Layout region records

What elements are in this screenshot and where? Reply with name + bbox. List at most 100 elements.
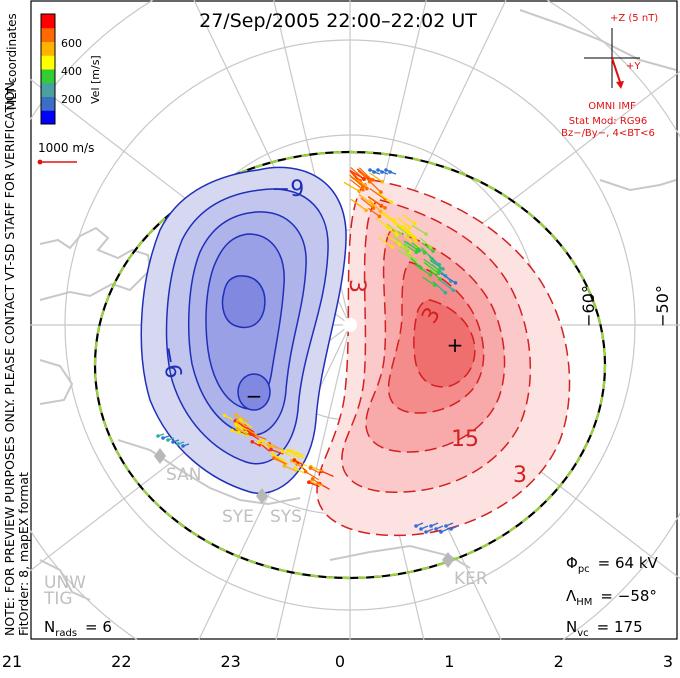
colorbar: 200 400 600 Vel [m/s]	[40, 13, 102, 125]
velocity-vector-origin	[438, 277, 442, 281]
velocity-vector-origin	[397, 242, 402, 247]
velocity-vector-origin	[429, 524, 433, 528]
colorbar-segment	[41, 41, 55, 56]
neg-extremum-marker: −	[246, 384, 263, 408]
velocity-vector	[291, 460, 304, 469]
velocity-vector	[235, 414, 249, 423]
velocity-vector-origin	[364, 208, 368, 213]
hm-boundary	[93, 150, 607, 580]
stat-nvc-sub: vc	[577, 628, 588, 639]
coords-label: MLT coordinates	[5, 13, 19, 110]
velocity-vector	[369, 196, 386, 209]
velocity-vector-origin	[361, 176, 366, 181]
velocity-vector-origin	[432, 283, 437, 287]
velocity-vector	[432, 280, 446, 294]
preview-note: NOTE: FOR PREVIEW PURPOSES ONLY. PLEASE …	[2, 78, 17, 636]
velocity-vector-origin	[370, 202, 375, 207]
velocity-vector	[403, 225, 416, 238]
velocity-vector-origin	[424, 232, 428, 236]
velocity-vector	[393, 235, 407, 248]
velocity-vector-origin	[308, 466, 313, 470]
velocity-vector-origin	[437, 262, 442, 267]
velocity-vector-origin	[256, 440, 261, 445]
map-title: 27/Sep/2005 22:00–22:02 UT	[199, 10, 477, 32]
radar-marker-san	[154, 448, 166, 464]
imf-vector-head	[616, 81, 624, 89]
velocity-vector-origin	[235, 427, 240, 431]
velocity-vector-origin	[292, 458, 297, 462]
velocity-vector	[236, 425, 249, 434]
velocity-vector	[423, 261, 439, 274]
stat-phi-symbol: Φ	[566, 554, 578, 572]
colorbar-segment	[41, 82, 55, 97]
colorbar-segment	[41, 14, 55, 29]
stat-nrads-symbol: N	[44, 618, 55, 636]
velocity-vector	[369, 172, 383, 183]
velocity-vector-origin	[449, 527, 453, 531]
velocity-vector	[394, 242, 409, 252]
velocity-vector	[404, 250, 417, 261]
stat-lambda-sub: HM	[576, 597, 592, 608]
velocity-vector-origin	[380, 170, 384, 174]
velocity-vector-origin	[234, 413, 239, 417]
velocity-vector	[414, 264, 431, 276]
velocity-vector	[419, 237, 432, 248]
lat-label-50: −50°	[653, 285, 672, 327]
imf-vector	[611, 57, 621, 83]
velocity-vector	[412, 225, 427, 235]
velocity-vector	[350, 179, 364, 191]
velocity-vector-origin	[365, 186, 369, 191]
velocity-vector-origin	[383, 205, 387, 210]
velocity-vector-origin	[166, 438, 170, 442]
velocity-vector	[429, 260, 444, 270]
lat-label-60: −60°	[579, 285, 598, 327]
velocity-vector-origin	[413, 221, 417, 226]
colorbar-segment	[41, 27, 55, 42]
stat-nrads-value: = 6	[85, 618, 112, 636]
velocity-vector	[249, 433, 260, 441]
imf-bin: Bz−/By−, 4<BT<6	[561, 128, 655, 139]
velocity-vector-origin	[414, 239, 418, 243]
velocity-vector-origin	[434, 527, 438, 531]
velocity-vector-origin	[161, 436, 165, 440]
contour-label-neg9: −9	[272, 177, 304, 202]
velocity-vector	[377, 191, 392, 203]
coastlines	[39, 9, 677, 601]
velocity-vector-origin	[371, 206, 376, 210]
stat-phi-value: = 64 kV	[598, 554, 659, 572]
velocity-vector-origin	[181, 444, 185, 448]
velocity-vector-origin	[367, 179, 372, 184]
radar-markers	[154, 448, 454, 568]
velocity-vector-origin	[389, 200, 393, 204]
velocity-vector	[358, 194, 373, 206]
radar-label-unw: UNW	[44, 573, 86, 593]
velocity-vector	[237, 428, 251, 437]
velocity-vector	[396, 216, 411, 228]
velocity-vector	[291, 450, 306, 457]
velocity-vector-origin	[368, 168, 372, 172]
velocity-vector-origin	[424, 530, 428, 534]
antarctic-coast-southwest	[117, 439, 301, 506]
velocity-vector-origin	[379, 190, 383, 194]
colorbar-segment	[41, 110, 55, 125]
velocity-vector-origin	[428, 273, 433, 277]
stat-nvc-symbol: N	[566, 618, 577, 636]
coast-upper-left	[39, 559, 91, 601]
mlt-axis: 21 22 23 0 1 2 3	[2, 652, 673, 671]
imf-diagram: +Z (5 nT) +Y OMNI IMF Stat Mod: RG96 Bz−…	[561, 13, 658, 139]
velocity-vector-origin	[267, 444, 272, 448]
contour-label-3-top: 3	[344, 279, 369, 293]
velocity-vector	[272, 453, 286, 462]
stat-lambda: ΛHM = −58°	[566, 587, 657, 608]
contour-label-15: 15	[451, 427, 479, 452]
velocity-vector	[308, 481, 320, 488]
velocity-vector	[310, 466, 323, 472]
neg-fill-5	[221, 275, 266, 329]
velocity-vector	[397, 249, 413, 260]
velocity-vector	[247, 428, 259, 437]
velocity-vector-origin	[422, 251, 427, 255]
velocity-vector-origin	[372, 170, 376, 174]
velocity-vector-origin	[171, 440, 175, 444]
velocity-vector	[428, 254, 440, 266]
imf-by-label: +Y	[626, 61, 641, 72]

▶ [To do]: Rewrite all of the data above, changing every occurrence of "colorbar-segment" to "colorbar-band" and leaving everything else unaltered. Omit the pictures from your answer.

▶ [Result for this exercise]:
What elements are in this screenshot and where? Reply with name + bbox. List at most 100 elements.
colorbar: 200 400 600 Vel [m/s]	[40, 13, 102, 125]
velocity-vector-origin	[438, 277, 442, 281]
velocity-vector-origin	[397, 242, 402, 247]
velocity-vector-origin	[429, 524, 433, 528]
colorbar-band	[41, 41, 55, 56]
neg-extremum-marker: −	[246, 384, 263, 408]
velocity-vector	[291, 460, 304, 469]
velocity-vector	[235, 414, 249, 423]
velocity-vector-origin	[364, 208, 368, 213]
hm-boundary	[93, 150, 607, 580]
stat-nvc-sub: vc	[577, 628, 588, 639]
coords-label: MLT coordinates	[5, 13, 19, 110]
velocity-vector	[369, 196, 386, 209]
velocity-vector-origin	[361, 176, 366, 181]
velocity-vector-origin	[432, 283, 437, 287]
velocity-vector	[432, 280, 446, 294]
preview-note: NOTE: FOR PREVIEW PURPOSES ONLY. PLEASE …	[2, 78, 17, 636]
velocity-vector-origin	[370, 202, 375, 207]
velocity-vector	[403, 225, 416, 238]
velocity-vector-origin	[424, 232, 428, 236]
velocity-vector	[393, 235, 407, 248]
velocity-vector-origin	[308, 466, 313, 470]
velocity-vector-origin	[437, 262, 442, 267]
velocity-vector-origin	[256, 440, 261, 445]
map-title: 27/Sep/2005 22:00–22:02 UT	[199, 10, 477, 32]
radar-marker-san	[154, 448, 166, 464]
imf-vector-head	[616, 81, 624, 89]
velocity-vector-origin	[235, 427, 240, 431]
velocity-vector-origin	[292, 458, 297, 462]
velocity-vector	[236, 425, 249, 434]
velocity-vector	[423, 261, 439, 274]
stat-phi-symbol: Φ	[566, 554, 578, 572]
colorbar-band	[41, 82, 55, 97]
colorbar-band	[41, 14, 55, 29]
stat-nrads-symbol: N	[44, 618, 55, 636]
velocity-vector	[369, 172, 383, 183]
velocity-vector-origin	[449, 527, 453, 531]
velocity-vector	[394, 242, 409, 252]
velocity-vector	[404, 250, 417, 261]
stat-lambda-sub: HM	[576, 597, 592, 608]
velocity-vector-origin	[380, 170, 384, 174]
velocity-vector-origin	[234, 413, 239, 417]
velocity-vector	[414, 264, 431, 276]
velocity-vector	[419, 237, 432, 248]
lat-label-50: −50°	[653, 285, 672, 327]
imf-vector	[611, 57, 621, 83]
velocity-vector	[412, 225, 427, 235]
velocity-vector	[350, 179, 364, 191]
velocity-vector-origin	[365, 186, 369, 191]
velocity-vector-origin	[383, 205, 387, 210]
velocity-vector-origin	[166, 438, 170, 442]
velocity-vector	[429, 260, 444, 270]
lat-label-60: −60°	[579, 285, 598, 327]
velocity-vector-origin	[413, 221, 417, 226]
colorbar-band	[41, 27, 55, 42]
stat-nrads-value: = 6	[85, 618, 112, 636]
velocity-vector	[249, 433, 260, 441]
imf-bin: Bz−/By−, 4<BT<6	[561, 128, 655, 139]
velocity-vector-origin	[414, 239, 418, 243]
velocity-vector-origin	[434, 527, 438, 531]
velocity-vector-origin	[161, 436, 165, 440]
contour-label-neg9: −9	[272, 177, 304, 202]
velocity-vector	[377, 191, 392, 203]
coastlines	[39, 9, 677, 601]
velocity-vector-origin	[371, 206, 376, 210]
stat-phi-value: = 64 kV	[598, 554, 659, 572]
velocity-vector-origin	[181, 444, 185, 448]
velocity-vector-origin	[367, 179, 372, 184]
radar-markers	[154, 448, 454, 568]
velocity-vector-origin	[389, 200, 393, 204]
velocity-vector	[358, 194, 373, 206]
radar-label-unw: UNW	[44, 573, 86, 593]
velocity-vector	[237, 428, 251, 437]
velocity-vector	[396, 216, 411, 228]
velocity-vector	[291, 450, 306, 457]
velocity-vector-origin	[368, 168, 372, 172]
velocity-vector-origin	[424, 530, 428, 534]
antarctic-coast-southwest	[117, 439, 301, 506]
velocity-vector-origin	[379, 190, 383, 194]
colorbar-band	[41, 110, 55, 125]
velocity-vector-origin	[428, 273, 433, 277]
stat-nvc-symbol: N	[566, 618, 577, 636]
coast-upper-left	[39, 559, 91, 601]
mlt-axis: 21 22 23 0 1 2 3	[2, 652, 673, 671]
imf-diagram: +Z (5 nT) +Y OMNI IMF Stat Mod: RG96 Bz−…	[561, 13, 658, 139]
velocity-vector-origin	[267, 444, 272, 448]
contour-label-3-top: 3	[344, 279, 369, 293]
velocity-vector	[272, 453, 286, 462]
stat-lambda: ΛHM = −58°	[566, 587, 657, 608]
contour-label-15: 15	[451, 427, 479, 452]
velocity-vector	[308, 481, 320, 488]
velocity-vector	[310, 466, 323, 472]
neg-fill-5	[221, 275, 266, 329]
velocity-vector	[397, 249, 413, 260]
velocity-vector	[247, 428, 259, 437]
velocity-vector-origin	[422, 251, 427, 255]
velocity-vector-origin	[372, 170, 376, 174]
velocity-vector-origin	[171, 440, 175, 444]
velocity-vector	[428, 254, 440, 266]
imf-by-label: +Y	[626, 61, 641, 72]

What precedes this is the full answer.